* _出題 A_
タクシーを舞台にした映画の感想で、各エピソードが説明不足に感じられる原因として挙げられていることを、残らず箇条書きにしてください。
* _出題 B_
タクシーを舞台にした映画の感想を、最後の一文のあとから書き進めてください。

* _本文_
§ §
舞台をタクシー車中に設定し、そこでの人間模様を活写する、ドキュメントタッチの手法というのは、ありそうでなかった面白いものだし、そこから社会問題をあぶり出すには、とても有効なやり方だと感じた。

しかし、パナヒ監督は自分の主張を前面に出すようなことはせず、基本的に聞き役に徹し、更に舞台をタクシー内だけに設定したため、どうしても各エピソードは説明不足な感がある。解釈は出来るだけ観客に委ねたいという監督の狙いなのかもしれないが、アリ池に金魚を返しに行かないと命に関わるというおばさんのくだりなど、どうしてそうなるのか疑問符が残った。

また、宣伝文句に書かれているような、現代イランの社会問題、例えば死刑制度の議論などもあるにはあったが、それらは乗合タクシー車中のごくありきたりな世間話の域を出ず、正直、物足りなさを感じた。
§ §
* _データ抜粋_
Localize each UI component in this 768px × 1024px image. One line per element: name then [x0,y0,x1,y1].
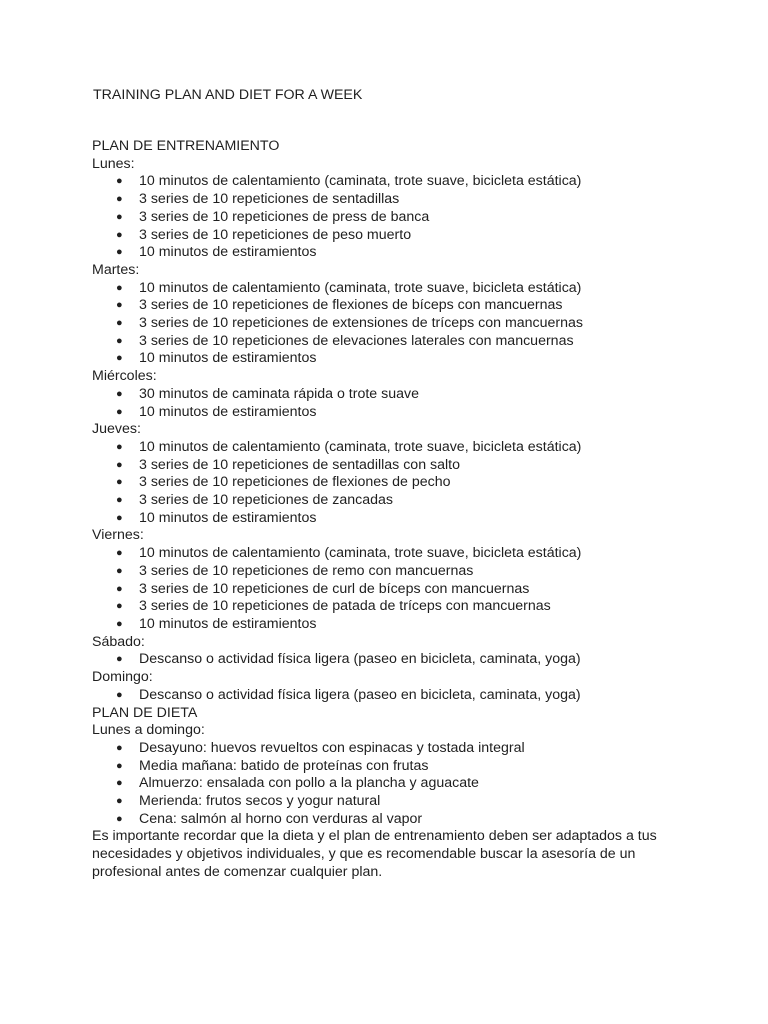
§ §
* _解答 A_
- パナヒ監督が自分の主張を前面に出さなかったこと
- 監督が基本的に聞き役に徹したこと
- 舞台をタクシー内だけに設定したこと

* _解答 B_
映画を通し、ただ問題提起が出来ればよかったのかもしれないが、展開される議論の深さ、観客に与えるインパクトでは、本物のドキュメンタリー映画には及ばないと思った。


後半に登場する姪っ子のハナちゃは、溌剌としてとても可愛く、印象的。彼女のようなイランの将来を担う若い世代には、パナヒ監督の意志を継ぎ、より自由な表現が出来る社会を実現してほしい。

劇中、トルコのヌリ・ビルゲ・ジェイラン監督の「昔々、アナトリアで」の名前が出てきたが、同世代の彼らを中心に、イスラムと国民国家の相克という共通のジレンマを抱える隣国のイラン、トルコの芸術映画は、似たような問題意識を持ちつつ影響を与えあってるのかもしれないと感じた。